- **Record extracts**:
:::::

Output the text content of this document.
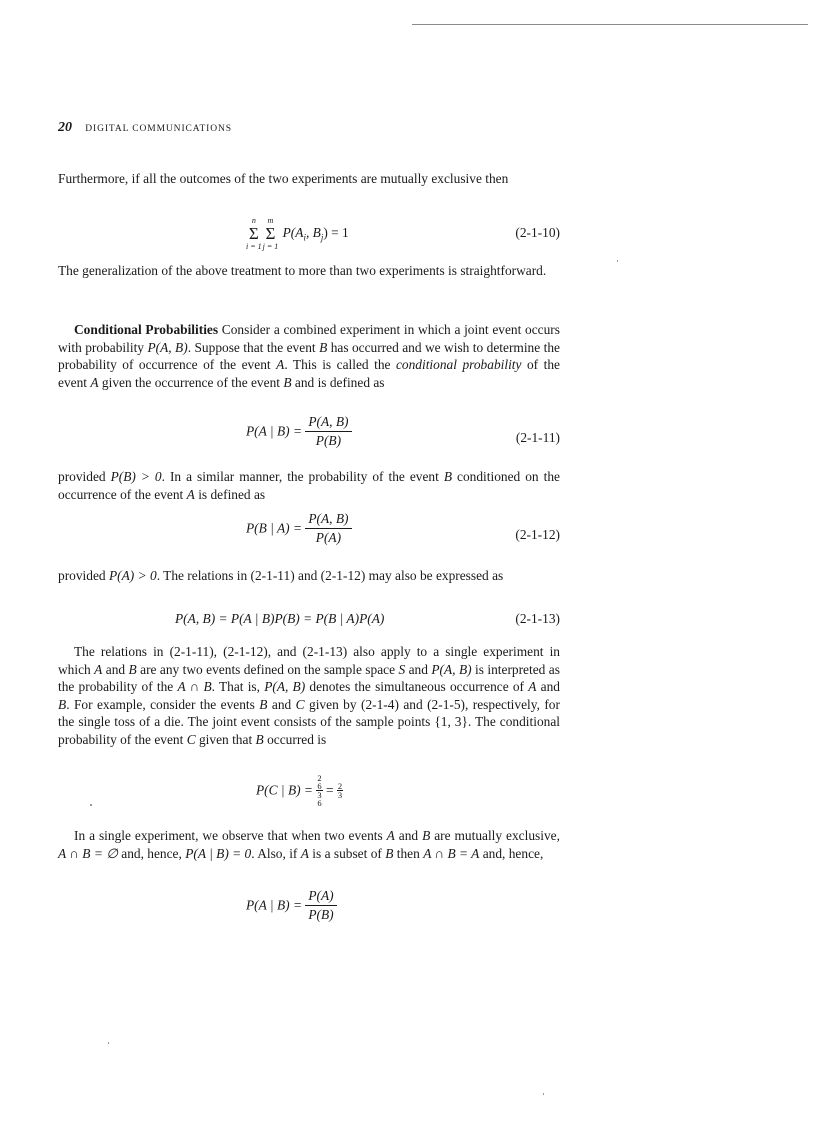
20 DIGITAL COMMUNICATIONS

Furthermore, if all the outcomes of the two experiments are mutually exclusive then

n
Σ
i = 1
m
Σ
j = 1
$P(A_i$, $B_j) = 1$	(2-1-10)

The generalization of the above treatment to more than two experiments is straightforward.

Conditional Probabilities Consider a combined experiment in which a joint event occurs with probability P(A, B). Suppose that the event B has occurred and we wish to determine the probability of occurrence of the event A. This is called the conditional probability of the event A given the occurrence of the event B and is defined as

P(A | $B) = \frac{P(A, B)}{P(B)}$	(2-1-11)

provided P(B) > 0. In a similar manner, the probability of the event B conditioned on the occurrence of the event A is defined as

P(B | $A) = \frac{P(A, B)}{P(A)}$	(2-1-12)

provided P(A) > 0. The relations in (2-1-11) and (2-1-12) may also be expressed as

P(A, B) = P(A | B)P(B) = P(B | A)P(A)	(2-1-13)

The relations in (2-1-11), (2-1-12), and (2-1-13) also apply to a single experiment in which A and B are any two events defined on the sample space S and P(A, B) is interpreted as the probability of the A ∩ B. That is, P(A, B) denotes the simultaneous occurrence of A and B. For example, consider the events B and C given by (2-1-4) and (2-1-5), respectively, for the single toss of a die. The joint event consists of the sample points {1, 3}. The conditional probability of the event C given that B occurred is

P(C | B) =
2
6
3
6
= $\frac{2}{3}$

In a single experiment, we observe that when two events A and B are mutually exclusive, A ∩ B = ∅ and, hence, P(A | B) = 0. Also, if A is a subset of B then A ∩ B = A and, hence,

P(A | $B) = \frac{P(A)}{P(B)}$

:::::

- **Short problem**:
Copy each line of the data that contains the word "frac".

- **Correct response**:
P(A | $B) = \frac{P(A, B)}{P(B)}$	(2-1-11)
P(B | $A) = \frac{P(A, B)}{P(A)}$	(2-1-12)
= $\frac{2}{3}$
P(A | $B) = \frac{P(A)}{P(B)}$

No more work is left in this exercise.